● Annotated element entries:
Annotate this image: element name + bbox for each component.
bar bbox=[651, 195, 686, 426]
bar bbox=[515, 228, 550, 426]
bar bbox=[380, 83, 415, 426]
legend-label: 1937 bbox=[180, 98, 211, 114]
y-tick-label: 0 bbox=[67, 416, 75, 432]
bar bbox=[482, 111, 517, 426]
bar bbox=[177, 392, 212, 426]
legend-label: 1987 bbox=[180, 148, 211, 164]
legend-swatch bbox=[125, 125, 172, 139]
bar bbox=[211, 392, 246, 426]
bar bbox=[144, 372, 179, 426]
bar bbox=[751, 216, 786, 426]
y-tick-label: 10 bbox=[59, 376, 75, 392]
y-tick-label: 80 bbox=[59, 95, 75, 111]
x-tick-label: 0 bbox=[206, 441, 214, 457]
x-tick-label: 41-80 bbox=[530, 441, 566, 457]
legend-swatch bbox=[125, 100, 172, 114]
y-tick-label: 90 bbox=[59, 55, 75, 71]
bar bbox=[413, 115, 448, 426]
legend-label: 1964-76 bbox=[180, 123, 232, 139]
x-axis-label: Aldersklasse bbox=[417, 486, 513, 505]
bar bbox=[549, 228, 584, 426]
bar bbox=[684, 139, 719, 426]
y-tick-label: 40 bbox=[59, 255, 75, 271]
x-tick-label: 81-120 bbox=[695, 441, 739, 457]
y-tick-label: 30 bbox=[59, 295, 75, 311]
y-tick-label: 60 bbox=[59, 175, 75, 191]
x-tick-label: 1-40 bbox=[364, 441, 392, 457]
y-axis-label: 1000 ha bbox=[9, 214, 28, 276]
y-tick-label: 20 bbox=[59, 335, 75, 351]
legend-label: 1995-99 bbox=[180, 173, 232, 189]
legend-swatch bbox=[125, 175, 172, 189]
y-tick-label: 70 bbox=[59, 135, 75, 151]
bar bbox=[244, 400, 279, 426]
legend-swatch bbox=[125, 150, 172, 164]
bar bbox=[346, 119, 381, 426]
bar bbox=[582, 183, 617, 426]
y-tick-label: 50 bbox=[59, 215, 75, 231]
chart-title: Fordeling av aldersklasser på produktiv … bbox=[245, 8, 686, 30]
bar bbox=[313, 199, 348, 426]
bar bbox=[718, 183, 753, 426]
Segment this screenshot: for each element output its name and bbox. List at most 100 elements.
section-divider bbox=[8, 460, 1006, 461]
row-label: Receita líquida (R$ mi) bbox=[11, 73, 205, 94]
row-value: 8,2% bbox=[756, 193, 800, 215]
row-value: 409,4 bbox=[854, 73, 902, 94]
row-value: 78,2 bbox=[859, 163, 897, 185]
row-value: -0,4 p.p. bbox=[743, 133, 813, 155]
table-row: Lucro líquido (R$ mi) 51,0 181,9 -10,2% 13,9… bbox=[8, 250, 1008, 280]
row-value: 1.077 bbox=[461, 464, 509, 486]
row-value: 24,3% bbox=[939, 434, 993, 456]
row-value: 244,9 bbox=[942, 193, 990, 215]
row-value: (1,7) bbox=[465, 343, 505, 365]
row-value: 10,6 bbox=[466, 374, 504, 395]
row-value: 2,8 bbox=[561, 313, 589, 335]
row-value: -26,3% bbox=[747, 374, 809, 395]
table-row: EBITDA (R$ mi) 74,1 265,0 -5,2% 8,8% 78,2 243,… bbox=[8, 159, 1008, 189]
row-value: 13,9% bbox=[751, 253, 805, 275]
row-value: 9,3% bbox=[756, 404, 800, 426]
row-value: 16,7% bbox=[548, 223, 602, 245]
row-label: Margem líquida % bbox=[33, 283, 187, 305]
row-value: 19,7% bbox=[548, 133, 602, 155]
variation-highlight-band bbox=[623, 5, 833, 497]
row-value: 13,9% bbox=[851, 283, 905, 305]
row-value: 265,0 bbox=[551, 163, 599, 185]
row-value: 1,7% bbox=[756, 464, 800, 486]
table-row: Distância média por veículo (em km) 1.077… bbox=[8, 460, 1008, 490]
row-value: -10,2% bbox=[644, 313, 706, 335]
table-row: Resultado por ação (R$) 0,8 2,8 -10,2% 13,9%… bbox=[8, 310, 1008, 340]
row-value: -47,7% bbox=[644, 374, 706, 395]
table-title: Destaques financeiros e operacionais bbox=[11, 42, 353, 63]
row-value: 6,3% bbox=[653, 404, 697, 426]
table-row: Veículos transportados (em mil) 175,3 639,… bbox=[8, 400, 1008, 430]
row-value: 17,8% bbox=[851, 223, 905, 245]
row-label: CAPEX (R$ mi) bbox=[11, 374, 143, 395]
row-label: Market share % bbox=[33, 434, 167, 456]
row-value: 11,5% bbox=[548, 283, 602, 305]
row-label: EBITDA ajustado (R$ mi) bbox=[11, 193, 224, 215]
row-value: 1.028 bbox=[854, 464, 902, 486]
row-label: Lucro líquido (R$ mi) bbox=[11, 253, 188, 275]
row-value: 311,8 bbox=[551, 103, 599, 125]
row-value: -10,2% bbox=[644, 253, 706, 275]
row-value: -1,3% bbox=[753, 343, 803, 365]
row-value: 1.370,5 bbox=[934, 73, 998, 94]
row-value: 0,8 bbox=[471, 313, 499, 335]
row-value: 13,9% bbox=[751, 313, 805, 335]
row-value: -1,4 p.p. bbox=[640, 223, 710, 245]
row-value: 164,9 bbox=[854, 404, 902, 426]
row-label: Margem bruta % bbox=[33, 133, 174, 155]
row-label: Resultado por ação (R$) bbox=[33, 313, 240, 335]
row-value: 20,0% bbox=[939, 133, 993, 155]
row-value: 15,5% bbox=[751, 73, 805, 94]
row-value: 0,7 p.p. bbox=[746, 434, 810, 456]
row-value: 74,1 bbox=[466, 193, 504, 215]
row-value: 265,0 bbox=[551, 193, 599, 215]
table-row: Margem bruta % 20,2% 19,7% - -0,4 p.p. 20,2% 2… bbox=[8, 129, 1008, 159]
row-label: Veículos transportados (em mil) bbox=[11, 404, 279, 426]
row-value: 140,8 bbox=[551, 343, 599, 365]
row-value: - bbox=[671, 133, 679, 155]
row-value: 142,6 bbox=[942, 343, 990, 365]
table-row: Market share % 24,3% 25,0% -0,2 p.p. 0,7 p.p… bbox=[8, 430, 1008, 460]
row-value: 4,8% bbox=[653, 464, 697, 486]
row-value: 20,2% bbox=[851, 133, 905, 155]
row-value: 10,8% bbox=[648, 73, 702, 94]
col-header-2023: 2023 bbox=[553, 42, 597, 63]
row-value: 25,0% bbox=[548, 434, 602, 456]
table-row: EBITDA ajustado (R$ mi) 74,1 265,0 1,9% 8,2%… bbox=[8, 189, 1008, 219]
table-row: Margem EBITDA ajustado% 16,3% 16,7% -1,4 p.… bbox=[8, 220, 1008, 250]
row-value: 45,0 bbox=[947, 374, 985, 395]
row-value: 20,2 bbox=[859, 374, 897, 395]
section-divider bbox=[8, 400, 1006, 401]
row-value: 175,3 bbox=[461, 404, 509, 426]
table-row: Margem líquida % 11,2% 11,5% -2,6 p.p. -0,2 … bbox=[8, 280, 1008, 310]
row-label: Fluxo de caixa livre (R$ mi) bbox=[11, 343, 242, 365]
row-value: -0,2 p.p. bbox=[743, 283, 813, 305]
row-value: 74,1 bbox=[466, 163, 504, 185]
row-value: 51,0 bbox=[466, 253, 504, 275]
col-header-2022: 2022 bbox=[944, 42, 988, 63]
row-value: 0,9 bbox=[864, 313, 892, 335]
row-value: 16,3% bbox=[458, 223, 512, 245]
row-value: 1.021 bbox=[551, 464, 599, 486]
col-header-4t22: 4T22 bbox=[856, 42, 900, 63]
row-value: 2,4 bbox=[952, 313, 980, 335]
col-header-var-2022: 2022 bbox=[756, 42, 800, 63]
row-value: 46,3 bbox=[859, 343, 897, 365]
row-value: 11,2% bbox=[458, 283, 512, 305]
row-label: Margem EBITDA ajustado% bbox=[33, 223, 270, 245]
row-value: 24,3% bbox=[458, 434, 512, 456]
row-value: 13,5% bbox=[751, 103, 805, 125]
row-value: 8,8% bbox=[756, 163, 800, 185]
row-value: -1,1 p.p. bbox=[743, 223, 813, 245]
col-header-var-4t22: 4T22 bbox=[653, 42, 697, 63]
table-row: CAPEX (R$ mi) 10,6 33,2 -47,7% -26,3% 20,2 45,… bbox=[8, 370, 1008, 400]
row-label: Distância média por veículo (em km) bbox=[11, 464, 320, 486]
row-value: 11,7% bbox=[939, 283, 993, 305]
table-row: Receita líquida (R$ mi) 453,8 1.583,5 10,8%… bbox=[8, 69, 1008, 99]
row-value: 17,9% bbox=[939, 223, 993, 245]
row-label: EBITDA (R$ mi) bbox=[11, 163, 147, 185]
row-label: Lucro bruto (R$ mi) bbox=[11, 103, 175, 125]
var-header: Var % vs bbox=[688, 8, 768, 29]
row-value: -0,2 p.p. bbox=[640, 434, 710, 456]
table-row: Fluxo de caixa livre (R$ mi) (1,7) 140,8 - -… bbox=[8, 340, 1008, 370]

● Given problem:
Could you copy the data verbatim, from its first line through the line that contains "legend-label: 1964-76 bbox=[180, 123, 232, 139]", with both ends included?

● Exercise result:
Annotate this image: element name + bbox for each component.
bar bbox=[651, 195, 686, 426]
bar bbox=[515, 228, 550, 426]
bar bbox=[380, 83, 415, 426]
legend-label: 1937 bbox=[180, 98, 211, 114]
y-tick-label: 0 bbox=[67, 416, 75, 432]
bar bbox=[482, 111, 517, 426]
bar bbox=[177, 392, 212, 426]
legend-label: 1987 bbox=[180, 148, 211, 164]
legend-swatch bbox=[125, 125, 172, 139]
bar bbox=[211, 392, 246, 426]
bar bbox=[144, 372, 179, 426]
bar bbox=[751, 216, 786, 426]
y-tick-label: 10 bbox=[59, 376, 75, 392]
y-tick-label: 80 bbox=[59, 95, 75, 111]
x-tick-label: 0 bbox=[206, 441, 214, 457]
x-tick-label: 41-80 bbox=[530, 441, 566, 457]
legend-swatch bbox=[125, 100, 172, 114]
y-tick-label: 90 bbox=[59, 55, 75, 71]
bar bbox=[413, 115, 448, 426]
legend-label: 1964-76 bbox=[180, 123, 232, 139]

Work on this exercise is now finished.